## [Work instructions]
Every entry below should be repeated exactly; the pictures should not.

## [Records supplied]
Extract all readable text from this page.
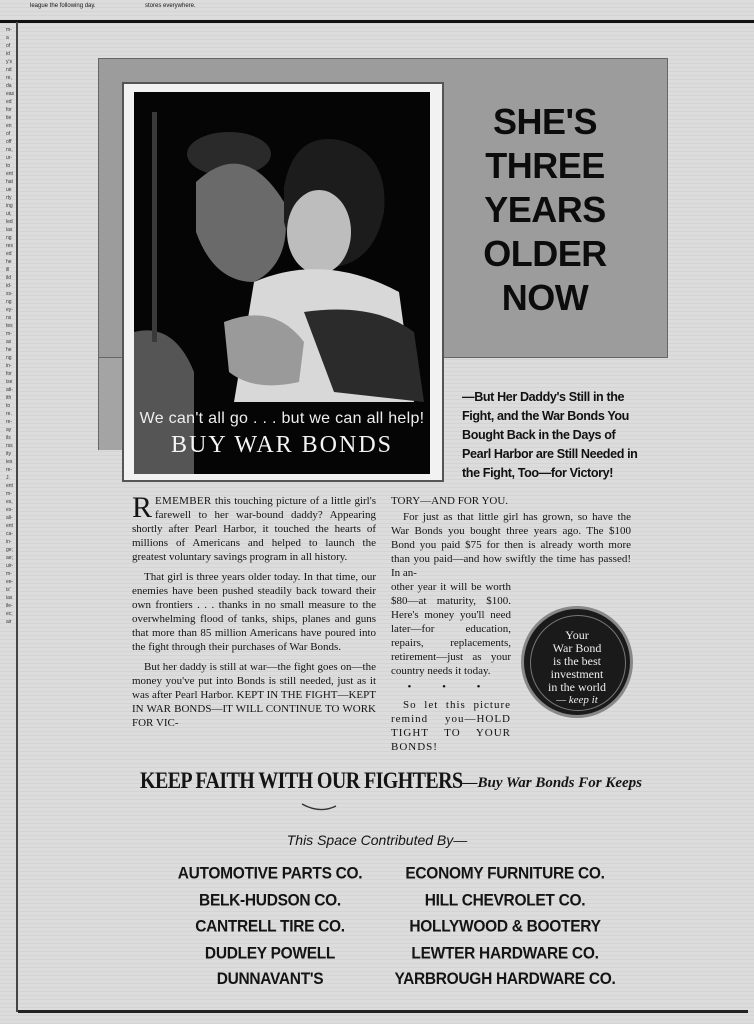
league the following day.	stores everywhere.
m-
a
of
id
y's
nd
re,
da
eas
ed
for
tie
en
of
off
ns,
ur-
to
ent
hat
ue
rty
ing
ut,
led
ias
ng
res
ed
he
ill
ild
id-
ss-
ng
ey-
ns
tes
m-
ax
he
ng
in-
for
ise
ati-
ith
to
re.
re-
ay
ils
rss
ity
ies
re-
J.
ent
m-
es,
es-
ali-
ent
ca-
in-
ge;
ae;
uir-
m-
ee-
is'
ias
ile-
ec;
air
We can't all go . . . but we can all help!
BUY WAR BONDS
SHE'S
THREE
YEARS
OLDER
NOW
—But Her Daddy's Still in the Fight, and the War Bonds You Bought Back in the Days of Pearl Harbor are Still Needed in the Fight, Too—for Victory!

REMEMBER this touching picture of a little girl's farewell to her war-bound daddy? Appearing shortly after Pearl Harbor, it touched the hearts of millions of Americans and helped to launch the greatest voluntary savings program in all history.

That girl is three years older today. In that time, our enemies have been pushed steadily back toward their own frontiers . . . thanks in no small measure to the overwhelming flood of tanks, ships, planes and guns that more than 85 million Americans have poured into the fight through their purchases of War Bonds.

But her daddy is still at war—the fight goes on—the money you've put into Bonds is still needed, just as it was after Pearl Harbor. KEPT IN THE FIGHT—KEPT IN WAR BONDS—IT WILL CONTINUE TO WORK FOR VIC-

TORY—AND FOR YOU.

For just as that little girl has grown, so have the War Bonds you bought three years ago. The $100 Bond you paid $75 for then is already worth more than you paid—and how swiftly the time has passed! In an-

other year it will be worth $80—at maturity, $100. Here's money you'll need later—for education, repairs, replacements, retirement—just as your country needs it today.

• • •

So let this picture remind you—HOLD TIGHT TO YOUR BONDS!

Your
War Bond
is the best
investment
in the world
— keep it
KEEP FAITH WITH OUR FIGHTERS—Buy War Bonds For Keeps
This Space Contributed By—
AUTOMOTIVE PARTS CO.
BELK-HUDSON CO.
CANTRELL TIRE CO.
DUDLEY POWELL
DUNNAVANT'S
ECONOMY FURNITURE CO.
HILL CHEVROLET CO.
HOLLYWOOD & BOOTERY
LEWTER HARDWARE CO.
YARBROUGH HARDWARE CO.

## [Exercise response]
Extract all readable text from this page.
league the following day.	stores everywhere.
m-
a
of
id
y's
nd
re,
da
eas
ed
for
tie
en
of
off
ns,
ur-
to
ent
hat
ue
rty
ing
ut,
led
ias
ng
res
ed
he
ill
ild
id-
ss-
ng
ey-
ns
tes
m-
ax
he
ng
in-
for
ise
ati-
ith
to
re.
re-
ay
ils
rss
ity
ies
re-
J.
ent
m-
es,
es-
ali-
ent
ca-
in-
ge;
ae;
uir-
m-
ee-
is'
ias
ile-
ec;
air
We can't all go . . . but we can all help!
BUY WAR BONDS
SHE'S
THREE
YEARS
OLDER
NOW
—But Her Daddy's Still in the Fight, and the War Bonds You Bought Back in the Days of Pearl Harbor are Still Needed in the Fight, Too—for Victory!

REMEMBER this touching picture of a little girl's farewell to her war-bound daddy? Appearing shortly after Pearl Harbor, it touched the hearts of millions of Americans and helped to launch the greatest voluntary savings program in all history.

That girl is three years older today. In that time, our enemies have been pushed steadily back toward their own frontiers . . . thanks in no small measure to the overwhelming flood of tanks, ships, planes and guns that more than 85 million Americans have poured into the fight through their purchases of War Bonds.

But her daddy is still at war—the fight goes on—the money you've put into Bonds is still needed, just as it was after Pearl Harbor. KEPT IN THE FIGHT—KEPT IN WAR BONDS—IT WILL CONTINUE TO WORK FOR VIC-

TORY—AND FOR YOU.

For just as that little girl has grown, so have the War Bonds you bought three years ago. The $100 Bond you paid $75 for then is already worth more than you paid—and how swiftly the time has passed! In an-

other year it will be worth $80—at maturity, $100. Here's money you'll need later—for education, repairs, replacements, retirement—just as your country needs it today.

• • •

So let this picture remind you—HOLD TIGHT TO YOUR BONDS!

Your
War Bond
is the best
investment
in the world
— keep it
KEEP FAITH WITH OUR FIGHTERS—Buy War Bonds For Keeps
This Space Contributed By—
AUTOMOTIVE PARTS CO.
BELK-HUDSON CO.
CANTRELL TIRE CO.
DUDLEY POWELL
DUNNAVANT'S
ECONOMY FURNITURE CO.
HILL CHEVROLET CO.
HOLLYWOOD & BOOTERY
LEWTER HARDWARE CO.
YARBROUGH HARDWARE CO.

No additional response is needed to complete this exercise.